**PROBLEM STATEMENT:**
Write the material out again exactly as it stands.

## Start

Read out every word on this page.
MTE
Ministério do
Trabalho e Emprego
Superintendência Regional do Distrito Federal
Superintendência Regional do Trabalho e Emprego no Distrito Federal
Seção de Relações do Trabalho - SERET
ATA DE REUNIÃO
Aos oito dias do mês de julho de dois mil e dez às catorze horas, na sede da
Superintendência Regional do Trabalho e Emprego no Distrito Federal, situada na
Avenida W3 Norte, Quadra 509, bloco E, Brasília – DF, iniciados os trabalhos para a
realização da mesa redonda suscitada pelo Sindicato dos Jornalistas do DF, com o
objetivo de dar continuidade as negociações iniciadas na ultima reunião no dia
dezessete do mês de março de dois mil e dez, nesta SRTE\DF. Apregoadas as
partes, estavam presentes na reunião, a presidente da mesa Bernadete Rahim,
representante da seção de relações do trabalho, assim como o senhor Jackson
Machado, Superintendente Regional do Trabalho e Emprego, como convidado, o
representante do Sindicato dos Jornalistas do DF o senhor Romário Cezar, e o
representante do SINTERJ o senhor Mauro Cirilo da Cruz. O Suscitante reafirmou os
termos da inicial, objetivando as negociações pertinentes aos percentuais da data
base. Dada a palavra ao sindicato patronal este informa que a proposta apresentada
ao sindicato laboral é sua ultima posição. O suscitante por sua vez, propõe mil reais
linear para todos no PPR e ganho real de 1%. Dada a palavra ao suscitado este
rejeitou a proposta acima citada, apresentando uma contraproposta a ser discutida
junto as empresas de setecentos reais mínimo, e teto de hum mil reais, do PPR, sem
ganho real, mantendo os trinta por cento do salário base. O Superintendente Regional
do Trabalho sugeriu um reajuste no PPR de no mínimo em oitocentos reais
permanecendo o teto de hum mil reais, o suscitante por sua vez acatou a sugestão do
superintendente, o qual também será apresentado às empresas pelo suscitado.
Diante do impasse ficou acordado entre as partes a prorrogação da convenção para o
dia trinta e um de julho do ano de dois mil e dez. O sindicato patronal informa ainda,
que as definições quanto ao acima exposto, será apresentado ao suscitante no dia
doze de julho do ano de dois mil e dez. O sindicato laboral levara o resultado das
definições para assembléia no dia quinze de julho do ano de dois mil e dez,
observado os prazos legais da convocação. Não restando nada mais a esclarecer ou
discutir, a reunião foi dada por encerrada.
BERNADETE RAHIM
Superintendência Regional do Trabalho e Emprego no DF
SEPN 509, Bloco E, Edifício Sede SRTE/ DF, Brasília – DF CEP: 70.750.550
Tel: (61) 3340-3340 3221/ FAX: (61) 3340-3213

## End

**OUTPUT FOR THIS TASK:**
Read out every word on this page.
MTE
Ministério do
Trabalho e Emprego
Superintendência Regional do Distrito Federal
Superintendência Regional do Trabalho e Emprego no Distrito Federal
Seção de Relações do Trabalho - SERET
ATA DE REUNIÃO
Aos oito dias do mês de julho de dois mil e dez às catorze horas, na sede da
Superintendência Regional do Trabalho e Emprego no Distrito Federal, situada na
Avenida W3 Norte, Quadra 509, bloco E, Brasília – DF, iniciados os trabalhos para a
realização da mesa redonda suscitada pelo Sindicato dos Jornalistas do DF, com o
objetivo de dar continuidade as negociações iniciadas na ultima reunião no dia
dezessete do mês de março de dois mil e dez, nesta SRTE\DF. Apregoadas as
partes, estavam presentes na reunião, a presidente da mesa Bernadete Rahim,
representante da seção de relações do trabalho, assim como o senhor Jackson
Machado, Superintendente Regional do Trabalho e Emprego, como convidado, o
representante do Sindicato dos Jornalistas do DF o senhor Romário Cezar, e o
representante do SINTERJ o senhor Mauro Cirilo da Cruz. O Suscitante reafirmou os
termos da inicial, objetivando as negociações pertinentes aos percentuais da data
base. Dada a palavra ao sindicato patronal este informa que a proposta apresentada
ao sindicato laboral é sua ultima posição. O suscitante por sua vez, propõe mil reais
linear para todos no PPR e ganho real de 1%. Dada a palavra ao suscitado este
rejeitou a proposta acima citada, apresentando uma contraproposta a ser discutida
junto as empresas de setecentos reais mínimo, e teto de hum mil reais, do PPR, sem
ganho real, mantendo os trinta por cento do salário base. O Superintendente Regional
do Trabalho sugeriu um reajuste no PPR de no mínimo em oitocentos reais
permanecendo o teto de hum mil reais, o suscitante por sua vez acatou a sugestão do
superintendente, o qual também será apresentado às empresas pelo suscitado.
Diante do impasse ficou acordado entre as partes a prorrogação da convenção para o
dia trinta e um de julho do ano de dois mil e dez. O sindicato patronal informa ainda,
que as definições quanto ao acima exposto, será apresentado ao suscitante no dia
doze de julho do ano de dois mil e dez. O sindicato laboral levara o resultado das
definições para assembléia no dia quinze de julho do ano de dois mil e dez,
observado os prazos legais da convocação. Não restando nada mais a esclarecer ou
discutir, a reunião foi dada por encerrada.
BERNADETE RAHIM
Superintendência Regional do Trabalho e Emprego no DF
SEPN 509, Bloco E, Edifício Sede SRTE/ DF, Brasília – DF CEP: 70.750.550
Tel: (61) 3340-3340 3221/ FAX: (61) 3340-3213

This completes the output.